Direction: Wherever the string "grid" appears in the listing, copy that line.

Data lines:
##########

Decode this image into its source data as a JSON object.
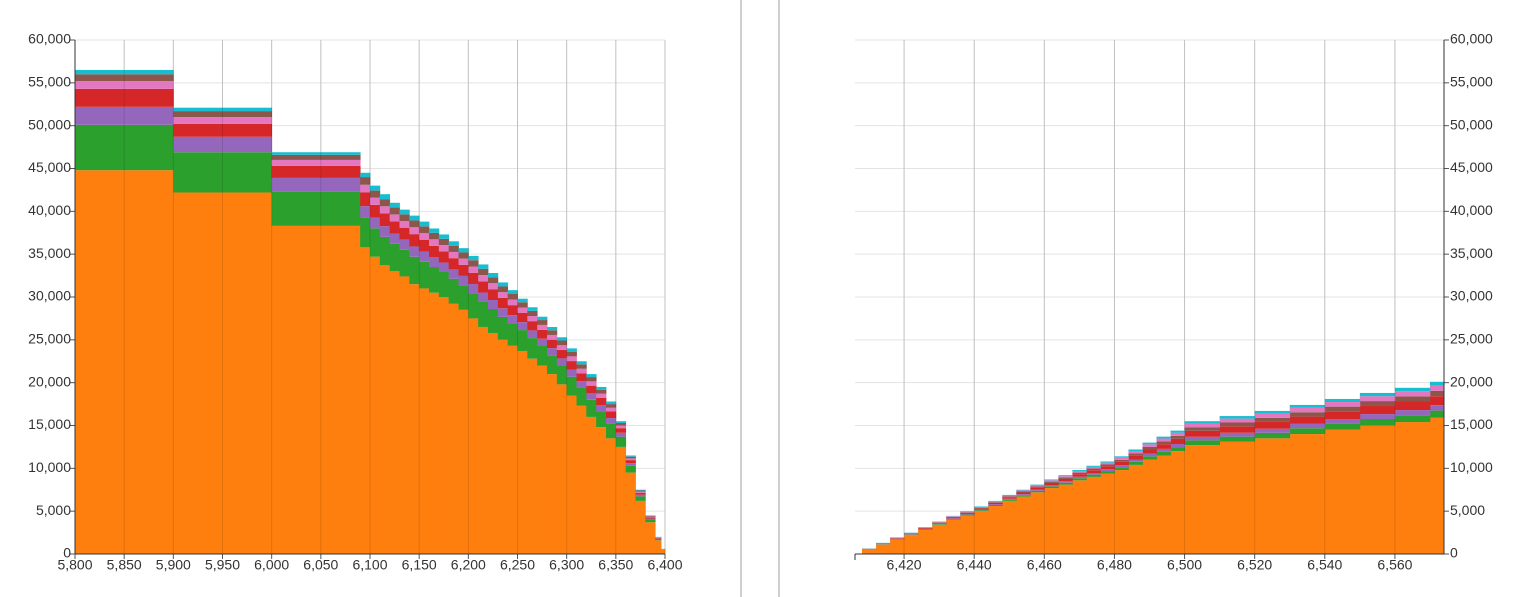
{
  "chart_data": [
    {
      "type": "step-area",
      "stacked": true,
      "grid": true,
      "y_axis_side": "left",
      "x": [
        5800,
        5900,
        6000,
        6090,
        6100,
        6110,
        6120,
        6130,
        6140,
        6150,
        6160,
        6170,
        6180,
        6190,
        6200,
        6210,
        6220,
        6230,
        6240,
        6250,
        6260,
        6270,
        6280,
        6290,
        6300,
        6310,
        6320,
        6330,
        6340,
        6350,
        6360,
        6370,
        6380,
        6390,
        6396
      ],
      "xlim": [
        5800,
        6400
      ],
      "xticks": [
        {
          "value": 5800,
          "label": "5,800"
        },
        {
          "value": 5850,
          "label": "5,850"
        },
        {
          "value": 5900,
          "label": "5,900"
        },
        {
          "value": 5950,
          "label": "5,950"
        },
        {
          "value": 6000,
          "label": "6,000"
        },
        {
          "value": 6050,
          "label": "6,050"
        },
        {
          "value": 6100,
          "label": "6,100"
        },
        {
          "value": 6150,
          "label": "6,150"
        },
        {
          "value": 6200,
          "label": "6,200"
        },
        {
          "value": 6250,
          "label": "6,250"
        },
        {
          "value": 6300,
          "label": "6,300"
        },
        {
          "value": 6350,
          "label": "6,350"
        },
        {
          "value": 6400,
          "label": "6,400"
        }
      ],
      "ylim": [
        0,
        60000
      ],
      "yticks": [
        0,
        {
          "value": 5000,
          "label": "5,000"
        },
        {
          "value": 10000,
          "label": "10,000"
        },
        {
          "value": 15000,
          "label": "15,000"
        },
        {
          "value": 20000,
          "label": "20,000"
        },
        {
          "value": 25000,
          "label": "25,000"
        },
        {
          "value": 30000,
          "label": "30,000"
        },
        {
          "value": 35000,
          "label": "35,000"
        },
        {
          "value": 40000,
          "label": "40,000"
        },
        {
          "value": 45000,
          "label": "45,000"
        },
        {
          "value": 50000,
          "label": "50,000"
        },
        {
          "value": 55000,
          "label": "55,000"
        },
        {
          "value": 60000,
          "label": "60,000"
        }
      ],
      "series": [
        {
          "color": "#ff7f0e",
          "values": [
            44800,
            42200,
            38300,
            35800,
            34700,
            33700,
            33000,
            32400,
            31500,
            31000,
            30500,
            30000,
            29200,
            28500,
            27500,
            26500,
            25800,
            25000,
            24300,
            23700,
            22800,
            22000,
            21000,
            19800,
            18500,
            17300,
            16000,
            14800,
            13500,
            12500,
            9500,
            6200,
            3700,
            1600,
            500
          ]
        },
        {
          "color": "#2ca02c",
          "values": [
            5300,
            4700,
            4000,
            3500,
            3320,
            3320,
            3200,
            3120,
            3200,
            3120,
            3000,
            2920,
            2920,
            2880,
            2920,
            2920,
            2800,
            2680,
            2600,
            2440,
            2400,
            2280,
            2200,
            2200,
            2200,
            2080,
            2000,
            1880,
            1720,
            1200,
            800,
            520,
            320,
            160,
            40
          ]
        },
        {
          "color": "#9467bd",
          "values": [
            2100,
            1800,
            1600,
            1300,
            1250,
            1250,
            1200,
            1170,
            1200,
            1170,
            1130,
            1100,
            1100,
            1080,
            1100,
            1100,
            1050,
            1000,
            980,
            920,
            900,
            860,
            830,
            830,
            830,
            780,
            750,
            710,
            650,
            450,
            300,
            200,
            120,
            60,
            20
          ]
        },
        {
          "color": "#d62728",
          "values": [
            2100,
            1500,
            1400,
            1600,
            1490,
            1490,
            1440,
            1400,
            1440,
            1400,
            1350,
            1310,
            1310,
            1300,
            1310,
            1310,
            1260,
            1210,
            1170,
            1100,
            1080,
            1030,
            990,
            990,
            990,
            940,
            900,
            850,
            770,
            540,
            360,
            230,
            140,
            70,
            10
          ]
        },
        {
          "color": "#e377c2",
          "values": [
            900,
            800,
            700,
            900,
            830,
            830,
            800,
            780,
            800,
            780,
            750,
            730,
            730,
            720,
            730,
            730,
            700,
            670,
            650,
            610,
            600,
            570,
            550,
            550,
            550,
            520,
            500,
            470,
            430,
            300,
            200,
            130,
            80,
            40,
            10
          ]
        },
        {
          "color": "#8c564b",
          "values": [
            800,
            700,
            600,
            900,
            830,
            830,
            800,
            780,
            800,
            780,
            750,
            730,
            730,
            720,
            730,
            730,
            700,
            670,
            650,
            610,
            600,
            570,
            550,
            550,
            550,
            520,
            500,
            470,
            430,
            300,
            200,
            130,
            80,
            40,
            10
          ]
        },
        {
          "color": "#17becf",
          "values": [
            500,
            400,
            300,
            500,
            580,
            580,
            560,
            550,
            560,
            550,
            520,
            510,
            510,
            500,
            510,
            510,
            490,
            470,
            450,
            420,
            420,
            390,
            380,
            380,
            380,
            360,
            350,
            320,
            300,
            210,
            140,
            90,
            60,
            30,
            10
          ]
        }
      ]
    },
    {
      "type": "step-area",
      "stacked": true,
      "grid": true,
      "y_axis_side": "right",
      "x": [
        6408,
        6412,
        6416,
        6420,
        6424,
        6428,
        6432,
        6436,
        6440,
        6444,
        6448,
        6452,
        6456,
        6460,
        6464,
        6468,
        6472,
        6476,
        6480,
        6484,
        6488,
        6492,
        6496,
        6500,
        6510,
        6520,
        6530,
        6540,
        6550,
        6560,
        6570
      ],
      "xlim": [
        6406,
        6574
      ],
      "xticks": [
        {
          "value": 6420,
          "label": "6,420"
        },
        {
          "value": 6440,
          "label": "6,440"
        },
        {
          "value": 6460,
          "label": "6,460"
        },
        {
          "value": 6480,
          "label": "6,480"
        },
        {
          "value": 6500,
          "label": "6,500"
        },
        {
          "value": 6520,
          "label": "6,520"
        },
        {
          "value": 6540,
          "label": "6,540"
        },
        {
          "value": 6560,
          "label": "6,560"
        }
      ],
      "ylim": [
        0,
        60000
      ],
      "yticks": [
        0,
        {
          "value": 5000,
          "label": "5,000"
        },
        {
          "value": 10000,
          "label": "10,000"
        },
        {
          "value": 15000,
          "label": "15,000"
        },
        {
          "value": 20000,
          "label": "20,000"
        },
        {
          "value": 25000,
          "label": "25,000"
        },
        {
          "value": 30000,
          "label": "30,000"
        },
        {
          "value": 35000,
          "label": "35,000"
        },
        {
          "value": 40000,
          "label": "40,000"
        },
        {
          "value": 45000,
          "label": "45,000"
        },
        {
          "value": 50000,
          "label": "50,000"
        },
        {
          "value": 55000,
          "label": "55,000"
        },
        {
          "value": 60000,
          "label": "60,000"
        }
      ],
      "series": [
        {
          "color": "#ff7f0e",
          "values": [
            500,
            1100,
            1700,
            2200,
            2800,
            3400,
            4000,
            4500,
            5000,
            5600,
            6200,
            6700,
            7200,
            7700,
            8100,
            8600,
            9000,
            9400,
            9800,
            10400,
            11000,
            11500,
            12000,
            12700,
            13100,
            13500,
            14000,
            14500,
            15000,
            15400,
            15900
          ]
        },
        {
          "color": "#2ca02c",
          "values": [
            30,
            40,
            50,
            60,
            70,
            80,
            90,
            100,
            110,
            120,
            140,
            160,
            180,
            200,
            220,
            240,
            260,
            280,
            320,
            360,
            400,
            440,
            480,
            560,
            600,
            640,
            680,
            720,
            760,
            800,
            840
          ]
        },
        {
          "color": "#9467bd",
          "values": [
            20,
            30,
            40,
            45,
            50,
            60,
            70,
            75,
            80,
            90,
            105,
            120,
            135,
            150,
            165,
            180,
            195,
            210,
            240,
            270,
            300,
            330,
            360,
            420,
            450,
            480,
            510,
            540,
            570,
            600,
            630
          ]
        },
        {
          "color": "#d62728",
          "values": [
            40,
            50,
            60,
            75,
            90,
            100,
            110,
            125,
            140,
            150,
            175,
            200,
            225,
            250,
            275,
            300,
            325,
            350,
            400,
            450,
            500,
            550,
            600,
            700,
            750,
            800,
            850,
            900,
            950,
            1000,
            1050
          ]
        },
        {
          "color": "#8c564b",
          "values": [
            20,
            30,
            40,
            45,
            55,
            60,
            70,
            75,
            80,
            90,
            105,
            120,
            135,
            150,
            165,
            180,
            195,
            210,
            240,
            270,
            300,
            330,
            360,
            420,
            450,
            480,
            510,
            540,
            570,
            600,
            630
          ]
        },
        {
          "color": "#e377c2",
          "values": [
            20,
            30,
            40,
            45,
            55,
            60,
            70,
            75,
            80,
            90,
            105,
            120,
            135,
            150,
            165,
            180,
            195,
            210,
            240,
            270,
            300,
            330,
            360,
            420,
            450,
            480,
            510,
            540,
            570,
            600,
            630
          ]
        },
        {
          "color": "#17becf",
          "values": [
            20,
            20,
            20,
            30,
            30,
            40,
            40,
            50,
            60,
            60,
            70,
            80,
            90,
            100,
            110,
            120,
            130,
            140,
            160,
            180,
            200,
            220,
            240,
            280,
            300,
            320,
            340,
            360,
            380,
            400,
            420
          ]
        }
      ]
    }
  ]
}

##########

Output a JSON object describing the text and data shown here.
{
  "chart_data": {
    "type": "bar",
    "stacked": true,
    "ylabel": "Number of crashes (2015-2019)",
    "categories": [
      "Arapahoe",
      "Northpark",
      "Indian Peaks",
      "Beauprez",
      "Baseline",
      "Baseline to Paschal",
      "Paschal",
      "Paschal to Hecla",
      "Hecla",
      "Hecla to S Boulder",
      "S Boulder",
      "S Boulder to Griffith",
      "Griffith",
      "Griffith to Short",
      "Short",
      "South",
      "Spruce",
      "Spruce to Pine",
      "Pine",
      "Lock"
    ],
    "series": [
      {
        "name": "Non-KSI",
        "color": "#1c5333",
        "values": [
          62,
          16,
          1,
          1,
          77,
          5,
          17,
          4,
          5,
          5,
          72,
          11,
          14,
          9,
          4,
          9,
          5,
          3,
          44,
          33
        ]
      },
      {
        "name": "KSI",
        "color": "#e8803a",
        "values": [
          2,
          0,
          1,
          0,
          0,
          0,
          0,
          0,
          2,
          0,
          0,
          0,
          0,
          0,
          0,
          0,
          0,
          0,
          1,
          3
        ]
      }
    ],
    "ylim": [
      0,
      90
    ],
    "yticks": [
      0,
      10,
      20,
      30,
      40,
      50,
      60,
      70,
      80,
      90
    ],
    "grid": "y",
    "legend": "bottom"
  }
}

##########

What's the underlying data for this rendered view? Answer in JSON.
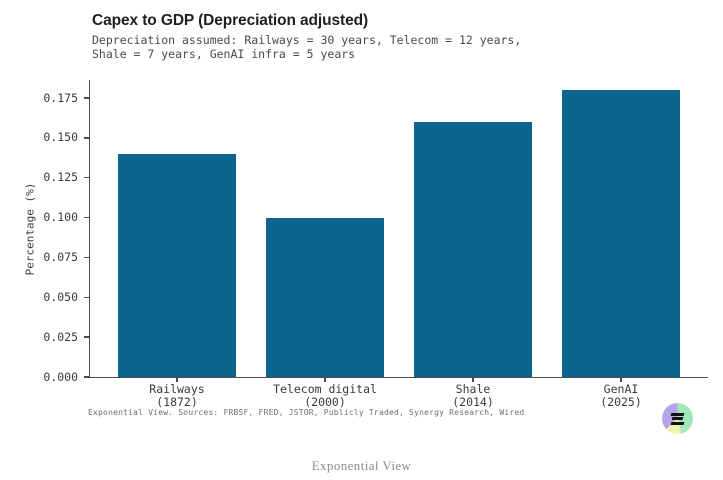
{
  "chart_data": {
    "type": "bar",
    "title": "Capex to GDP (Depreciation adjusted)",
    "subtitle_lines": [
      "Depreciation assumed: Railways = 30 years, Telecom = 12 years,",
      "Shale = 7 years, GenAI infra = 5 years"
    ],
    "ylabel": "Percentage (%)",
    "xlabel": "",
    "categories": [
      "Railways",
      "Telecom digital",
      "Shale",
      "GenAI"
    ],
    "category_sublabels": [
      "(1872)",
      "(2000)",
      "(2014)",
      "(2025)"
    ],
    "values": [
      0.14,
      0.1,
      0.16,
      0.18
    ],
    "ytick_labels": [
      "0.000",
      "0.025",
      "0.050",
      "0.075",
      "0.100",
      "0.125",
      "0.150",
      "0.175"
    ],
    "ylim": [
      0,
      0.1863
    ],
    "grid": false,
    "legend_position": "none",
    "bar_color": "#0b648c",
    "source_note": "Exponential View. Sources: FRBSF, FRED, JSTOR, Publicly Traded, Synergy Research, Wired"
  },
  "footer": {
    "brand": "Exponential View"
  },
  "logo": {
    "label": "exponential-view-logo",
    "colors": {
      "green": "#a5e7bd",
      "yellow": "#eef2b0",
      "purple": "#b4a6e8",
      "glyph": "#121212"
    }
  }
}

##########

Answer in full:
      "grid": true,
      "grid": true,
    "grid": "y",
    "grid": false,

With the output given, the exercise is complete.